• **Exercise details**: Search the material for the word "ylabel" and copy each line that holds it.

• **Extracted records**:
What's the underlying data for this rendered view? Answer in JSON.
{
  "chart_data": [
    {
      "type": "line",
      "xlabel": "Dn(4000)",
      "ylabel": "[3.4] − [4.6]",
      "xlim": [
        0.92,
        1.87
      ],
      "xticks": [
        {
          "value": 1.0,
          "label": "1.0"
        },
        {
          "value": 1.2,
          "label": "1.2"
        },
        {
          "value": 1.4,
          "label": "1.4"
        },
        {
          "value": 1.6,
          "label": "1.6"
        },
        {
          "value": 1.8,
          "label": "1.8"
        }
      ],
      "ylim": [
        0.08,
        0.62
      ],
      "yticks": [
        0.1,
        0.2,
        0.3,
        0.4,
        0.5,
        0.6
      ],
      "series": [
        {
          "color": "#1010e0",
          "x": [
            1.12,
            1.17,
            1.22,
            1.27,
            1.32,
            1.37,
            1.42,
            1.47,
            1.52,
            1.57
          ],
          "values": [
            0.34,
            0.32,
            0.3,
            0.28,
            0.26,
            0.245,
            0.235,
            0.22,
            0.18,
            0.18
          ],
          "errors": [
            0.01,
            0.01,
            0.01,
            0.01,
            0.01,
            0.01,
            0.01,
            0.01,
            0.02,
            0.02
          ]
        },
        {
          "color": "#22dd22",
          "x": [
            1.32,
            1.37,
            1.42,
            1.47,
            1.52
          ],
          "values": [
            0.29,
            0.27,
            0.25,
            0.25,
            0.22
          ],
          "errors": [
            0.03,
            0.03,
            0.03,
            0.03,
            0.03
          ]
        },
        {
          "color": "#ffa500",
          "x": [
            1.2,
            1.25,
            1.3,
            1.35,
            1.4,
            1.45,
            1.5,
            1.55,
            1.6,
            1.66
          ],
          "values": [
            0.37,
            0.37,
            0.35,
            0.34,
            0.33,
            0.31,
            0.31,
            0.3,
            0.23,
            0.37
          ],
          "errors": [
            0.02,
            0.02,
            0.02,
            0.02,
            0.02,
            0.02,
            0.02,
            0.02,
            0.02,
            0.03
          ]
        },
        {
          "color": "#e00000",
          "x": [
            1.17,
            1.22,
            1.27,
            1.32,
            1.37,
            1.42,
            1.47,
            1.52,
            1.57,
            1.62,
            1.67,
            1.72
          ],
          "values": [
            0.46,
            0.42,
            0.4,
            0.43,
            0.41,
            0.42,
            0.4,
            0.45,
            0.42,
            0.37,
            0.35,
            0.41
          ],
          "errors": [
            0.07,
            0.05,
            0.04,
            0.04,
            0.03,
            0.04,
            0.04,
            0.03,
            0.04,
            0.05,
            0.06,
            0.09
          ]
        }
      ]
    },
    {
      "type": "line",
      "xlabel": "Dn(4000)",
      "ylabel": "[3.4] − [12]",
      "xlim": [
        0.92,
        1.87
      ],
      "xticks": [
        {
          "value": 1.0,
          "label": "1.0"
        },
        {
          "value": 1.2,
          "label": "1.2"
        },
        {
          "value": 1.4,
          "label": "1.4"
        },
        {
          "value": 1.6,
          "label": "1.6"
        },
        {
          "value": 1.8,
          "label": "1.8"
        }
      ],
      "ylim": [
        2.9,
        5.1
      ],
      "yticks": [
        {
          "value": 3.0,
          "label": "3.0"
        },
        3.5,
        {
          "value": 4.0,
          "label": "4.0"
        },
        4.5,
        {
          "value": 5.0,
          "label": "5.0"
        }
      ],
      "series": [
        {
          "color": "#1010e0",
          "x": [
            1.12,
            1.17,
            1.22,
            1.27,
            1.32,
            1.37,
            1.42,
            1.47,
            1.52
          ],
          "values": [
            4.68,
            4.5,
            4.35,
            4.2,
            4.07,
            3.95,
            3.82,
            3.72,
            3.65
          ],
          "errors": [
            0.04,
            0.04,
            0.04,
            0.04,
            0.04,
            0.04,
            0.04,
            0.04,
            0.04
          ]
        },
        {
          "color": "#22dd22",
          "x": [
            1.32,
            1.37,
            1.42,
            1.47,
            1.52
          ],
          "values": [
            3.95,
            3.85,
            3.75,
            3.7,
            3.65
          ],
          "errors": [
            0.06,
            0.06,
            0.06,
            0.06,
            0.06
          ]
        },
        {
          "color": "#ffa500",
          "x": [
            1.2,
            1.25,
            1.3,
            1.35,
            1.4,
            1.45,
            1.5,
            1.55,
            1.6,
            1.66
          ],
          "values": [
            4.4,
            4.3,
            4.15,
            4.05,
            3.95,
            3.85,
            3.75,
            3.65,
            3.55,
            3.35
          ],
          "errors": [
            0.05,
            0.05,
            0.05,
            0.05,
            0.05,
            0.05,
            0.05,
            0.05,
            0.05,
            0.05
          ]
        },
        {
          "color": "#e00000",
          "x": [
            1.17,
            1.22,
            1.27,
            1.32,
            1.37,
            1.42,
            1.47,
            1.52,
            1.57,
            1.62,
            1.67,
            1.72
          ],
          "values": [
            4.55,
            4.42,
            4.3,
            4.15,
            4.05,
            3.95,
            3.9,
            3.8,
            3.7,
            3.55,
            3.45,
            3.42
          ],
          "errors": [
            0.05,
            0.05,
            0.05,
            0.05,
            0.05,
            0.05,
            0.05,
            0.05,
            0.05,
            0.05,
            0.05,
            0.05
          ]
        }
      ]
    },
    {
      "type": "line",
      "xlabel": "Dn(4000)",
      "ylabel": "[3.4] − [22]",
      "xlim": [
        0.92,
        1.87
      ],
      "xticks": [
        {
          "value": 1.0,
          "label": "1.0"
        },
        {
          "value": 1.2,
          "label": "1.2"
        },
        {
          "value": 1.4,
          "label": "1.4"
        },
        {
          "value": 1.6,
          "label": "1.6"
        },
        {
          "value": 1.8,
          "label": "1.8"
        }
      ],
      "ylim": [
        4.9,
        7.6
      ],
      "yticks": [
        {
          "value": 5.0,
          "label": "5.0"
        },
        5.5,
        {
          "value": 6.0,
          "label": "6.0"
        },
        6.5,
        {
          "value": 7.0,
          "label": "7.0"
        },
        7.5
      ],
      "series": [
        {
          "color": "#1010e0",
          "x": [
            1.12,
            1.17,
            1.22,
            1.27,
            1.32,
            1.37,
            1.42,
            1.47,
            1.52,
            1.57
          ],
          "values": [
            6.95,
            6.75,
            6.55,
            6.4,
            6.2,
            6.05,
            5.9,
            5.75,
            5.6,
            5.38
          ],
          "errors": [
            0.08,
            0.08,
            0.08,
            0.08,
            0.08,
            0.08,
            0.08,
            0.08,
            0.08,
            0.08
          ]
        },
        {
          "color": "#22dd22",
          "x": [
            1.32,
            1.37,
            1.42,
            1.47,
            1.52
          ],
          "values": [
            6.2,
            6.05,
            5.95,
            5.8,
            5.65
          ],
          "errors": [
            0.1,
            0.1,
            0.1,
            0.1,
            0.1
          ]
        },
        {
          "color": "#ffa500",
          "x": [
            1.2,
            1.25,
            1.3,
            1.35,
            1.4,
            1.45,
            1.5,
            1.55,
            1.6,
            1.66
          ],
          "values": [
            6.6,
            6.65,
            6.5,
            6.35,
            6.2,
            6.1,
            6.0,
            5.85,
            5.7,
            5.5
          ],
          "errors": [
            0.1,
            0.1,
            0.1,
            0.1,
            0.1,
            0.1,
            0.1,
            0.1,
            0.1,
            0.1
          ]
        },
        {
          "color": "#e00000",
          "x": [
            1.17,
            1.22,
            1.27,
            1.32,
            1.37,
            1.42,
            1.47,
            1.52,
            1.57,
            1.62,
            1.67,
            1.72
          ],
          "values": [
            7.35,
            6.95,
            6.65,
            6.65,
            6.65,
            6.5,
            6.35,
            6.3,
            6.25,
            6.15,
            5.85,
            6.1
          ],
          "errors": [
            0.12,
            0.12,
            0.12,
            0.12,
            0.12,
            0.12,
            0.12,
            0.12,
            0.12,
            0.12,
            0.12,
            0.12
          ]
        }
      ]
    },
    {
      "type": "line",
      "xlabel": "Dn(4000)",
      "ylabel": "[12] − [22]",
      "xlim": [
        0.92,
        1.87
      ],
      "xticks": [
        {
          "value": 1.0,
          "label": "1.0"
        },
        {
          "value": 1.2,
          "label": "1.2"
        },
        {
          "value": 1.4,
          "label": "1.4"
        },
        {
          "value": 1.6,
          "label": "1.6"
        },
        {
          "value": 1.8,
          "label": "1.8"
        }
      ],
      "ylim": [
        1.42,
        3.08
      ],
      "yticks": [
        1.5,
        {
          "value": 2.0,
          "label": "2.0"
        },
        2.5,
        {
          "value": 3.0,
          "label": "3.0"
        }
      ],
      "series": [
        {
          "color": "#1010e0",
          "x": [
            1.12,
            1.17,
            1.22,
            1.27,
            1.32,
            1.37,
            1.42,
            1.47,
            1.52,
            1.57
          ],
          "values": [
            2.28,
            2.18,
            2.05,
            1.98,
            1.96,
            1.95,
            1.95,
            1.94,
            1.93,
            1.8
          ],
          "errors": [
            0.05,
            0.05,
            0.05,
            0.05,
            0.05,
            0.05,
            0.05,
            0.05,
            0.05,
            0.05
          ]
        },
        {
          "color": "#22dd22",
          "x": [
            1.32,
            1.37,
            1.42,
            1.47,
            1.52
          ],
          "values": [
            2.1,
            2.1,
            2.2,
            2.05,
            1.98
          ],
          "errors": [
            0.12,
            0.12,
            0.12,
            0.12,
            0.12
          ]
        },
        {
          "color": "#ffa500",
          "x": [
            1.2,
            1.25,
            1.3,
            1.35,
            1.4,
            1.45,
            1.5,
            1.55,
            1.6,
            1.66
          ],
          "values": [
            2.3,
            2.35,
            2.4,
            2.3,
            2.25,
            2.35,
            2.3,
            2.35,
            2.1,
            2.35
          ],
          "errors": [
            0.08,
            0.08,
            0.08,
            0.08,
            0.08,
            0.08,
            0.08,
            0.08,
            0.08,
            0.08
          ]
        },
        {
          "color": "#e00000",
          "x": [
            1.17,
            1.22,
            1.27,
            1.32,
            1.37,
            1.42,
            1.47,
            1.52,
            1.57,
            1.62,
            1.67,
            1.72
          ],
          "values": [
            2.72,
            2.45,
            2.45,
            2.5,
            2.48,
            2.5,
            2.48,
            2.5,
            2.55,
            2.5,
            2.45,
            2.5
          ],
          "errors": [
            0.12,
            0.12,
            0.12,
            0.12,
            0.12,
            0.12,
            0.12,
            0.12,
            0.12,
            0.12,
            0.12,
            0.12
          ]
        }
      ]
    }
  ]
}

• **Solution to this exercise**:
      "ylabel": "[3.4] − [4.6]",
      "ylabel": "[3.4] − [12]",
      "ylabel": "[3.4] − [22]",
      "ylabel": "[12] − [22]",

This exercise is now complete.